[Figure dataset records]

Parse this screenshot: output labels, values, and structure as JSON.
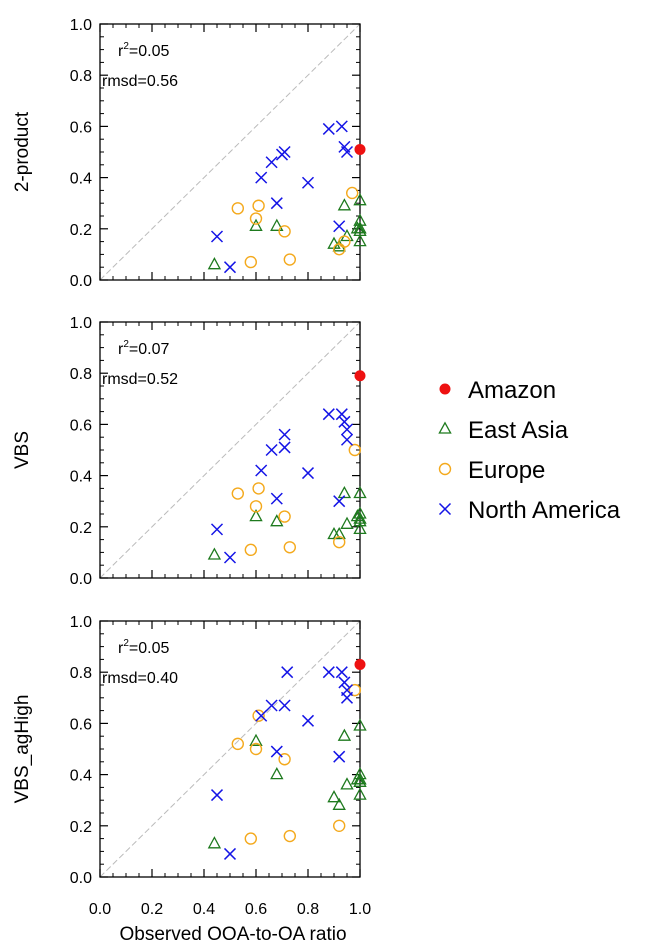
{
  "colors": {
    "Amazon": "#ee1111",
    "East Asia": "#1e7a1e",
    "Europe": "#f4a91c",
    "North America": "#1414e6",
    "one_to_one": "#bbbbbb"
  },
  "chart_data": [
    {
      "type": "scatter",
      "ylabel": "2-product",
      "xlabel": "",
      "xlim": [
        0,
        1
      ],
      "ylim": [
        0,
        1
      ],
      "xticks": [
        "0.0",
        "0.2",
        "0.4",
        "0.6",
        "0.8",
        "1.0"
      ],
      "yticks": [
        "0.0",
        "0.2",
        "0.4",
        "0.6",
        "0.8",
        "1.0"
      ],
      "one_to_one_line": true,
      "stats": {
        "r2": "0.05",
        "rmsd": "rmsd=0.56"
      },
      "series": [
        {
          "name": "Amazon",
          "marker": "dot",
          "points": [
            [
              1.0,
              0.51
            ]
          ]
        },
        {
          "name": "East Asia",
          "marker": "triangle",
          "points": [
            [
              0.44,
              0.06
            ],
            [
              0.6,
              0.21
            ],
            [
              0.68,
              0.21
            ],
            [
              0.9,
              0.14
            ],
            [
              0.92,
              0.13
            ],
            [
              0.94,
              0.29
            ],
            [
              0.95,
              0.17
            ],
            [
              0.99,
              0.2
            ],
            [
              1.0,
              0.31
            ],
            [
              1.0,
              0.23
            ],
            [
              1.0,
              0.2
            ],
            [
              1.0,
              0.19
            ],
            [
              1.0,
              0.15
            ]
          ]
        },
        {
          "name": "Europe",
          "marker": "circle",
          "points": [
            [
              0.53,
              0.28
            ],
            [
              0.58,
              0.07
            ],
            [
              0.6,
              0.24
            ],
            [
              0.61,
              0.29
            ],
            [
              0.71,
              0.19
            ],
            [
              0.73,
              0.08
            ],
            [
              0.92,
              0.12
            ],
            [
              0.94,
              0.15
            ],
            [
              0.97,
              0.34
            ]
          ]
        },
        {
          "name": "North America",
          "marker": "cross",
          "points": [
            [
              0.45,
              0.17
            ],
            [
              0.5,
              0.05
            ],
            [
              0.62,
              0.4
            ],
            [
              0.66,
              0.46
            ],
            [
              0.68,
              0.3
            ],
            [
              0.7,
              0.49
            ],
            [
              0.71,
              0.5
            ],
            [
              0.8,
              0.38
            ],
            [
              0.88,
              0.59
            ],
            [
              0.92,
              0.21
            ],
            [
              0.93,
              0.6
            ],
            [
              0.94,
              0.52
            ],
            [
              0.95,
              0.5
            ]
          ]
        }
      ]
    },
    {
      "type": "scatter",
      "ylabel": "VBS",
      "xlabel": "",
      "xlim": [
        0,
        1
      ],
      "ylim": [
        0,
        1
      ],
      "xticks": [
        "0.0",
        "0.2",
        "0.4",
        "0.6",
        "0.8",
        "1.0"
      ],
      "yticks": [
        "0.0",
        "0.2",
        "0.4",
        "0.6",
        "0.8",
        "1.0"
      ],
      "one_to_one_line": true,
      "stats": {
        "r2": "0.07",
        "rmsd": "rmsd=0.52"
      },
      "series": [
        {
          "name": "Amazon",
          "marker": "dot",
          "points": [
            [
              1.0,
              0.79
            ]
          ]
        },
        {
          "name": "East Asia",
          "marker": "triangle",
          "points": [
            [
              0.44,
              0.09
            ],
            [
              0.6,
              0.24
            ],
            [
              0.68,
              0.22
            ],
            [
              0.9,
              0.17
            ],
            [
              0.92,
              0.17
            ],
            [
              0.94,
              0.33
            ],
            [
              0.95,
              0.21
            ],
            [
              0.99,
              0.24
            ],
            [
              1.0,
              0.33
            ],
            [
              1.0,
              0.25
            ],
            [
              1.0,
              0.23
            ],
            [
              1.0,
              0.22
            ],
            [
              1.0,
              0.19
            ]
          ]
        },
        {
          "name": "Europe",
          "marker": "circle",
          "points": [
            [
              0.53,
              0.33
            ],
            [
              0.58,
              0.11
            ],
            [
              0.6,
              0.28
            ],
            [
              0.61,
              0.35
            ],
            [
              0.71,
              0.24
            ],
            [
              0.73,
              0.12
            ],
            [
              0.92,
              0.14
            ],
            [
              0.98,
              0.5
            ]
          ]
        },
        {
          "name": "North America",
          "marker": "cross",
          "points": [
            [
              0.45,
              0.19
            ],
            [
              0.5,
              0.08
            ],
            [
              0.62,
              0.42
            ],
            [
              0.66,
              0.5
            ],
            [
              0.68,
              0.31
            ],
            [
              0.71,
              0.51
            ],
            [
              0.71,
              0.56
            ],
            [
              0.8,
              0.41
            ],
            [
              0.88,
              0.64
            ],
            [
              0.92,
              0.3
            ],
            [
              0.93,
              0.64
            ],
            [
              0.94,
              0.61
            ],
            [
              0.95,
              0.58
            ],
            [
              0.95,
              0.54
            ]
          ]
        }
      ]
    },
    {
      "type": "scatter",
      "ylabel": "VBS_agHigh",
      "xlabel": "Observed OOA-to-OA ratio",
      "xlim": [
        0,
        1
      ],
      "ylim": [
        0,
        1
      ],
      "xticks": [
        "0.0",
        "0.2",
        "0.4",
        "0.6",
        "0.8",
        "1.0"
      ],
      "yticks": [
        "0.0",
        "0.2",
        "0.4",
        "0.6",
        "0.8",
        "1.0"
      ],
      "one_to_one_line": true,
      "stats": {
        "r2": "0.05",
        "rmsd": "rmsd=0.40"
      },
      "series": [
        {
          "name": "Amazon",
          "marker": "dot",
          "points": [
            [
              1.0,
              0.83
            ]
          ]
        },
        {
          "name": "East Asia",
          "marker": "triangle",
          "points": [
            [
              0.44,
              0.13
            ],
            [
              0.6,
              0.53
            ],
            [
              0.68,
              0.4
            ],
            [
              0.9,
              0.31
            ],
            [
              0.92,
              0.28
            ],
            [
              0.94,
              0.55
            ],
            [
              0.95,
              0.36
            ],
            [
              0.99,
              0.38
            ],
            [
              1.0,
              0.59
            ],
            [
              1.0,
              0.4
            ],
            [
              1.0,
              0.38
            ],
            [
              1.0,
              0.37
            ],
            [
              1.0,
              0.32
            ]
          ]
        },
        {
          "name": "Europe",
          "marker": "circle",
          "points": [
            [
              0.53,
              0.52
            ],
            [
              0.58,
              0.15
            ],
            [
              0.6,
              0.5
            ],
            [
              0.61,
              0.63
            ],
            [
              0.71,
              0.46
            ],
            [
              0.73,
              0.16
            ],
            [
              0.92,
              0.2
            ],
            [
              0.98,
              0.73
            ]
          ]
        },
        {
          "name": "North America",
          "marker": "cross",
          "points": [
            [
              0.45,
              0.32
            ],
            [
              0.5,
              0.09
            ],
            [
              0.62,
              0.63
            ],
            [
              0.66,
              0.67
            ],
            [
              0.68,
              0.49
            ],
            [
              0.71,
              0.67
            ],
            [
              0.72,
              0.8
            ],
            [
              0.8,
              0.61
            ],
            [
              0.88,
              0.8
            ],
            [
              0.92,
              0.47
            ],
            [
              0.93,
              0.8
            ],
            [
              0.94,
              0.76
            ],
            [
              0.95,
              0.73
            ],
            [
              0.95,
              0.7
            ]
          ]
        }
      ]
    }
  ],
  "legend": {
    "position": "right",
    "items": [
      {
        "label": "Amazon",
        "marker": "dot"
      },
      {
        "label": "East Asia",
        "marker": "triangle"
      },
      {
        "label": "Europe",
        "marker": "circle"
      },
      {
        "label": "North America",
        "marker": "cross"
      }
    ]
  }
}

◆ WHAT YOU SHOULD DO: Restate the whole listing above exactly, except for its images.

◆ RESPONSE TO THE TASK:
Parse this screenshot: output labels, values, and structure as JSON.
{
  "colors": {
    "Amazon": "#ee1111",
    "East Asia": "#1e7a1e",
    "Europe": "#f4a91c",
    "North America": "#1414e6",
    "one_to_one": "#bbbbbb"
  },
  "chart_data": [
    {
      "type": "scatter",
      "ylabel": "2-product",
      "xlabel": "",
      "xlim": [
        0,
        1
      ],
      "ylim": [
        0,
        1
      ],
      "xticks": [
        "0.0",
        "0.2",
        "0.4",
        "0.6",
        "0.8",
        "1.0"
      ],
      "yticks": [
        "0.0",
        "0.2",
        "0.4",
        "0.6",
        "0.8",
        "1.0"
      ],
      "one_to_one_line": true,
      "stats": {
        "r2": "0.05",
        "rmsd": "rmsd=0.56"
      },
      "series": [
        {
          "name": "Amazon",
          "marker": "dot",
          "points": [
            [
              1.0,
              0.51
            ]
          ]
        },
        {
          "name": "East Asia",
          "marker": "triangle",
          "points": [
            [
              0.44,
              0.06
            ],
            [
              0.6,
              0.21
            ],
            [
              0.68,
              0.21
            ],
            [
              0.9,
              0.14
            ],
            [
              0.92,
              0.13
            ],
            [
              0.94,
              0.29
            ],
            [
              0.95,
              0.17
            ],
            [
              0.99,
              0.2
            ],
            [
              1.0,
              0.31
            ],
            [
              1.0,
              0.23
            ],
            [
              1.0,
              0.2
            ],
            [
              1.0,
              0.19
            ],
            [
              1.0,
              0.15
            ]
          ]
        },
        {
          "name": "Europe",
          "marker": "circle",
          "points": [
            [
              0.53,
              0.28
            ],
            [
              0.58,
              0.07
            ],
            [
              0.6,
              0.24
            ],
            [
              0.61,
              0.29
            ],
            [
              0.71,
              0.19
            ],
            [
              0.73,
              0.08
            ],
            [
              0.92,
              0.12
            ],
            [
              0.94,
              0.15
            ],
            [
              0.97,
              0.34
            ]
          ]
        },
        {
          "name": "North America",
          "marker": "cross",
          "points": [
            [
              0.45,
              0.17
            ],
            [
              0.5,
              0.05
            ],
            [
              0.62,
              0.4
            ],
            [
              0.66,
              0.46
            ],
            [
              0.68,
              0.3
            ],
            [
              0.7,
              0.49
            ],
            [
              0.71,
              0.5
            ],
            [
              0.8,
              0.38
            ],
            [
              0.88,
              0.59
            ],
            [
              0.92,
              0.21
            ],
            [
              0.93,
              0.6
            ],
            [
              0.94,
              0.52
            ],
            [
              0.95,
              0.5
            ]
          ]
        }
      ]
    },
    {
      "type": "scatter",
      "ylabel": "VBS",
      "xlabel": "",
      "xlim": [
        0,
        1
      ],
      "ylim": [
        0,
        1
      ],
      "xticks": [
        "0.0",
        "0.2",
        "0.4",
        "0.6",
        "0.8",
        "1.0"
      ],
      "yticks": [
        "0.0",
        "0.2",
        "0.4",
        "0.6",
        "0.8",
        "1.0"
      ],
      "one_to_one_line": true,
      "stats": {
        "r2": "0.07",
        "rmsd": "rmsd=0.52"
      },
      "series": [
        {
          "name": "Amazon",
          "marker": "dot",
          "points": [
            [
              1.0,
              0.79
            ]
          ]
        },
        {
          "name": "East Asia",
          "marker": "triangle",
          "points": [
            [
              0.44,
              0.09
            ],
            [
              0.6,
              0.24
            ],
            [
              0.68,
              0.22
            ],
            [
              0.9,
              0.17
            ],
            [
              0.92,
              0.17
            ],
            [
              0.94,
              0.33
            ],
            [
              0.95,
              0.21
            ],
            [
              0.99,
              0.24
            ],
            [
              1.0,
              0.33
            ],
            [
              1.0,
              0.25
            ],
            [
              1.0,
              0.23
            ],
            [
              1.0,
              0.22
            ],
            [
              1.0,
              0.19
            ]
          ]
        },
        {
          "name": "Europe",
          "marker": "circle",
          "points": [
            [
              0.53,
              0.33
            ],
            [
              0.58,
              0.11
            ],
            [
              0.6,
              0.28
            ],
            [
              0.61,
              0.35
            ],
            [
              0.71,
              0.24
            ],
            [
              0.73,
              0.12
            ],
            [
              0.92,
              0.14
            ],
            [
              0.98,
              0.5
            ]
          ]
        },
        {
          "name": "North America",
          "marker": "cross",
          "points": [
            [
              0.45,
              0.19
            ],
            [
              0.5,
              0.08
            ],
            [
              0.62,
              0.42
            ],
            [
              0.66,
              0.5
            ],
            [
              0.68,
              0.31
            ],
            [
              0.71,
              0.51
            ],
            [
              0.71,
              0.56
            ],
            [
              0.8,
              0.41
            ],
            [
              0.88,
              0.64
            ],
            [
              0.92,
              0.3
            ],
            [
              0.93,
              0.64
            ],
            [
              0.94,
              0.61
            ],
            [
              0.95,
              0.58
            ],
            [
              0.95,
              0.54
            ]
          ]
        }
      ]
    },
    {
      "type": "scatter",
      "ylabel": "VBS_agHigh",
      "xlabel": "Observed OOA-to-OA ratio",
      "xlim": [
        0,
        1
      ],
      "ylim": [
        0,
        1
      ],
      "xticks": [
        "0.0",
        "0.2",
        "0.4",
        "0.6",
        "0.8",
        "1.0"
      ],
      "yticks": [
        "0.0",
        "0.2",
        "0.4",
        "0.6",
        "0.8",
        "1.0"
      ],
      "one_to_one_line": true,
      "stats": {
        "r2": "0.05",
        "rmsd": "rmsd=0.40"
      },
      "series": [
        {
          "name": "Amazon",
          "marker": "dot",
          "points": [
            [
              1.0,
              0.83
            ]
          ]
        },
        {
          "name": "East Asia",
          "marker": "triangle",
          "points": [
            [
              0.44,
              0.13
            ],
            [
              0.6,
              0.53
            ],
            [
              0.68,
              0.4
            ],
            [
              0.9,
              0.31
            ],
            [
              0.92,
              0.28
            ],
            [
              0.94,
              0.55
            ],
            [
              0.95,
              0.36
            ],
            [
              0.99,
              0.38
            ],
            [
              1.0,
              0.59
            ],
            [
              1.0,
              0.4
            ],
            [
              1.0,
              0.38
            ],
            [
              1.0,
              0.37
            ],
            [
              1.0,
              0.32
            ]
          ]
        },
        {
          "name": "Europe",
          "marker": "circle",
          "points": [
            [
              0.53,
              0.52
            ],
            [
              0.58,
              0.15
            ],
            [
              0.6,
              0.5
            ],
            [
              0.61,
              0.63
            ],
            [
              0.71,
              0.46
            ],
            [
              0.73,
              0.16
            ],
            [
              0.92,
              0.2
            ],
            [
              0.98,
              0.73
            ]
          ]
        },
        {
          "name": "North America",
          "marker": "cross",
          "points": [
            [
              0.45,
              0.32
            ],
            [
              0.5,
              0.09
            ],
            [
              0.62,
              0.63
            ],
            [
              0.66,
              0.67
            ],
            [
              0.68,
              0.49
            ],
            [
              0.71,
              0.67
            ],
            [
              0.72,
              0.8
            ],
            [
              0.8,
              0.61
            ],
            [
              0.88,
              0.8
            ],
            [
              0.92,
              0.47
            ],
            [
              0.93,
              0.8
            ],
            [
              0.94,
              0.76
            ],
            [
              0.95,
              0.73
            ],
            [
              0.95,
              0.7
            ]
          ]
        }
      ]
    }
  ],
  "legend": {
    "position": "right",
    "items": [
      {
        "label": "Amazon",
        "marker": "dot"
      },
      {
        "label": "East Asia",
        "marker": "triangle"
      },
      {
        "label": "Europe",
        "marker": "circle"
      },
      {
        "label": "North America",
        "marker": "cross"
      }
    ]
  }
}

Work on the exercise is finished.